Request:
Locate each line of the material that contains "Idea", then return it.

Given records:

▼

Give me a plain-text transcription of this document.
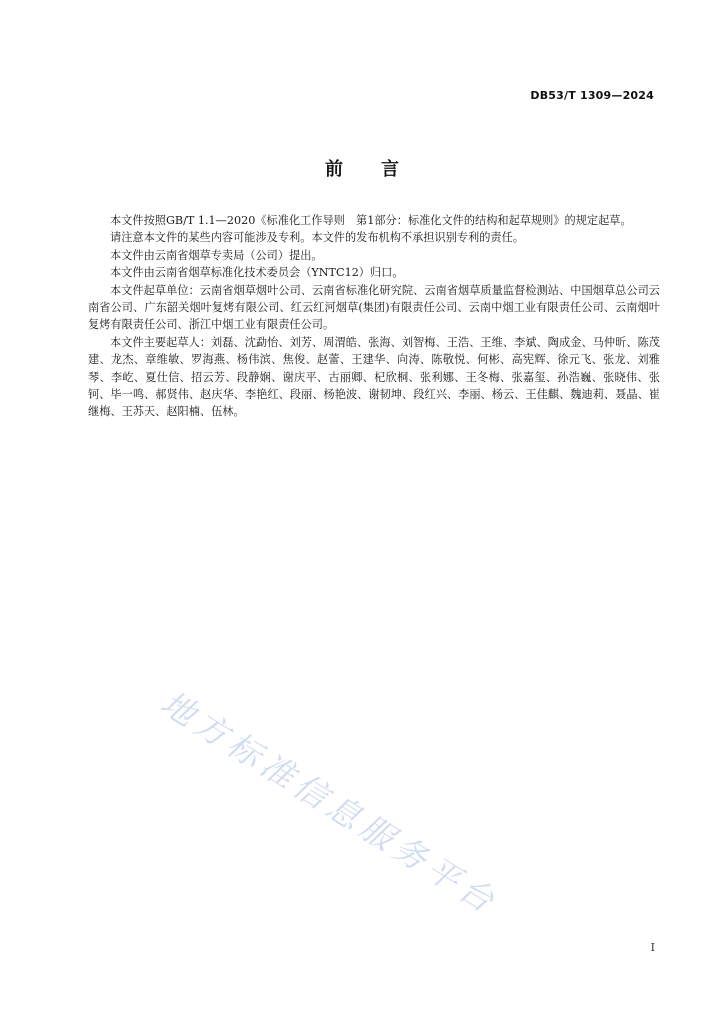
DB53/T 1309—2024
前言

本文件按照GB/T 1.1—2020《标准化工作导则　第1部分：标准化文件的结构和起草规则》的规定起草。

请注意本文件的某些内容可能涉及专利。本文件的发布机构不承担识别专利的责任。

本文件由云南省烟草专卖局（公司）提出。

本文件由云南省烟草标准化技术委员会（YNTC12）归口。

本文件起草单位：云南省烟草烟叶公司、云南省标准化研究院、云南省烟草质量监督检测站、中国烟草总公司云南省公司、广东韶关烟叶复烤有限公司、红云红河烟草(集团)有限责任公司、云南中烟工业有限责任公司、云南烟叶复烤有限责任公司、浙江中烟工业有限责任公司。

本文件主要起草人：刘磊、沈勐怡、刘芳、周渭皓、张海、刘智梅、王浩、王维、李斌、陶成金、马仲昕、陈茂建、龙杰、章维敏、罗海燕、杨伟滨、焦俊、赵蕾、王建华、向涛、陈敬悦、何彬、高宪辉、徐元飞、张龙、刘雅琴、李屹、夏仕信、招云芳、段静娴、谢庆平、古丽卿、杞欣桐、张利娜、王冬梅、张嘉玺、孙浩巍、张晓伟、张钶、毕一鸣、郝贤伟、赵庆华、李艳红、段丽、杨艳波、谢韧坤、段红兴、李丽、杨云、王佳麒、魏迪莉、聂晶、崔继梅、王苏天、赵阳楠、伍林。

地方标准信息服务平台
I
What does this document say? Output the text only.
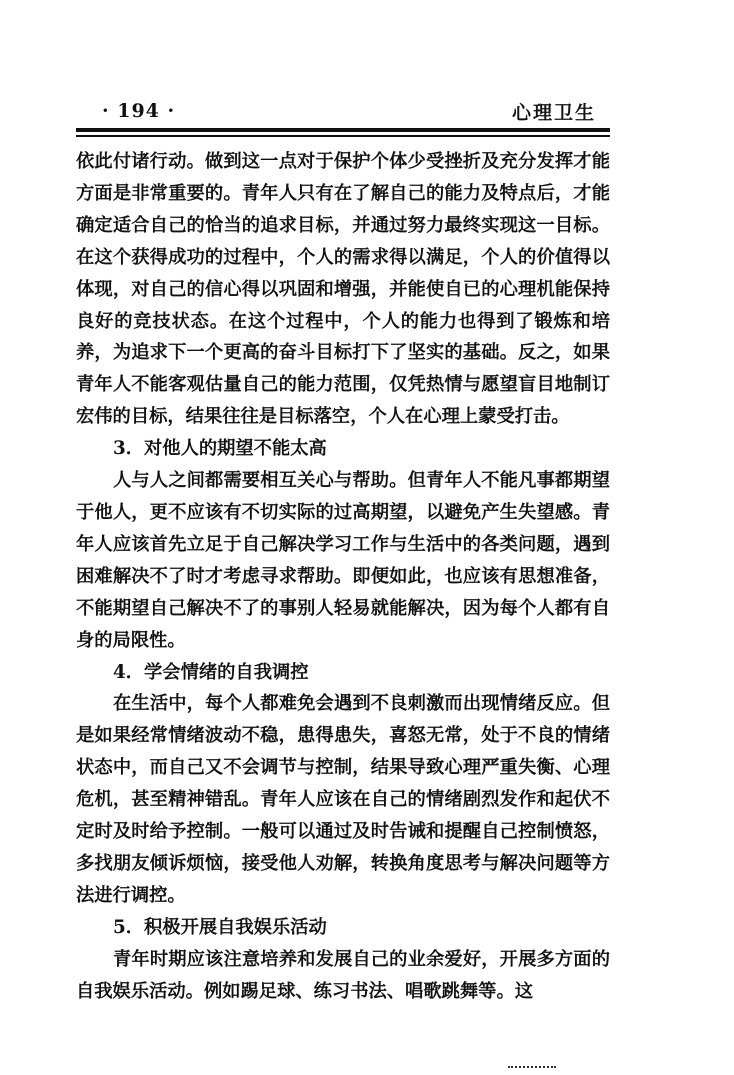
· 194 ·	心理卫生

依此付诸行动。做到这一点对于保护个体少受挫折及充分发挥才能方面是非常重要的。青年人只有在了解自己的能力及特点后，才能确定适合自己的恰当的追求目标，并通过努力最终实现这一目标。在这个获得成功的过程中，个人的需求得以满足，个人的价值得以体现，对自己的信心得以巩固和增强，并能使自已的心理机能保持良好的竞技状态。在这个过程中，个人的能力也得到了锻炼和培养，为追求下一个更高的奋斗目标打下了坚实的基础。反之，如果青年人不能客观估量自己的能力范围，仅凭热情与愿望盲目地制订宏伟的目标，结果往往是目标落空，个人在心理上蒙受打击。

3．对他人的期望不能太高

人与人之间都需要相互关心与帮助。但青年人不能凡事都期望于他人，更不应该有不切实际的过高期望，以避免产生失望感。青年人应该首先立足于自己解决学习工作与生活中的各类问题，遇到困难解决不了时才考虑寻求帮助。即便如此，也应该有思想准备，不能期望自己解决不了的事别人轻易就能解决，因为每个人都有自身的局限性。

4．学会情绪的自我调控

在生活中，每个人都难免会遇到不良刺激而出现情绪反应。但是如果经常情绪波动不稳，患得患失，喜怒无常，处于不良的情绪状态中，而自己又不会调节与控制，结果导致心理严重失衡、心理危机，甚至精神错乱。青年人应该在自己的情绪剧烈发作和起伏不定时及时给予控制。一般可以通过及时告诫和提醒自己控制愤怒，多找朋友倾诉烦恼，接受他人劝解，转换角度思考与解决问题等方法进行调控。

5．积极开展自我娱乐活动

青年时期应该注意培养和发展自己的业余爱好，开展多方面的自我娱乐活动。例如踢足球、练习书法、唱歌跳舞等。这
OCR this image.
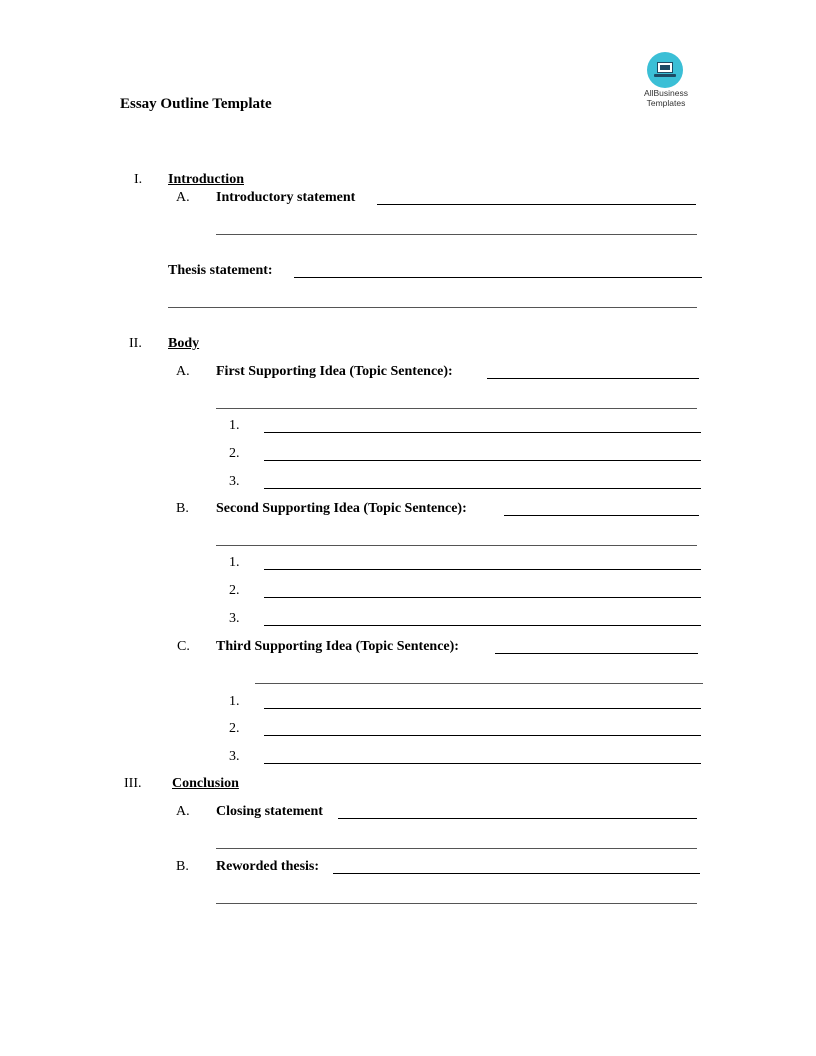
Essay Outline Template
AllBusiness
Templates
I. Introduction
A. Introductory statement
Thesis statement:
II. Body
A. First Supporting Idea (Topic Sentence):
1.
2.
3.
B. Second Supporting Idea (Topic Sentence):
1.
2.
3.
C. Third Supporting Idea (Topic Sentence):
1.
2.
3.
III. Conclusion
A. Closing statement
B. Reworded thesis:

▲

Result:
A. First Supporting Idea (Topic Sentence):
B. Second Supporting Idea (Topic Sentence):
C. Third Supporting Idea (Topic Sentence):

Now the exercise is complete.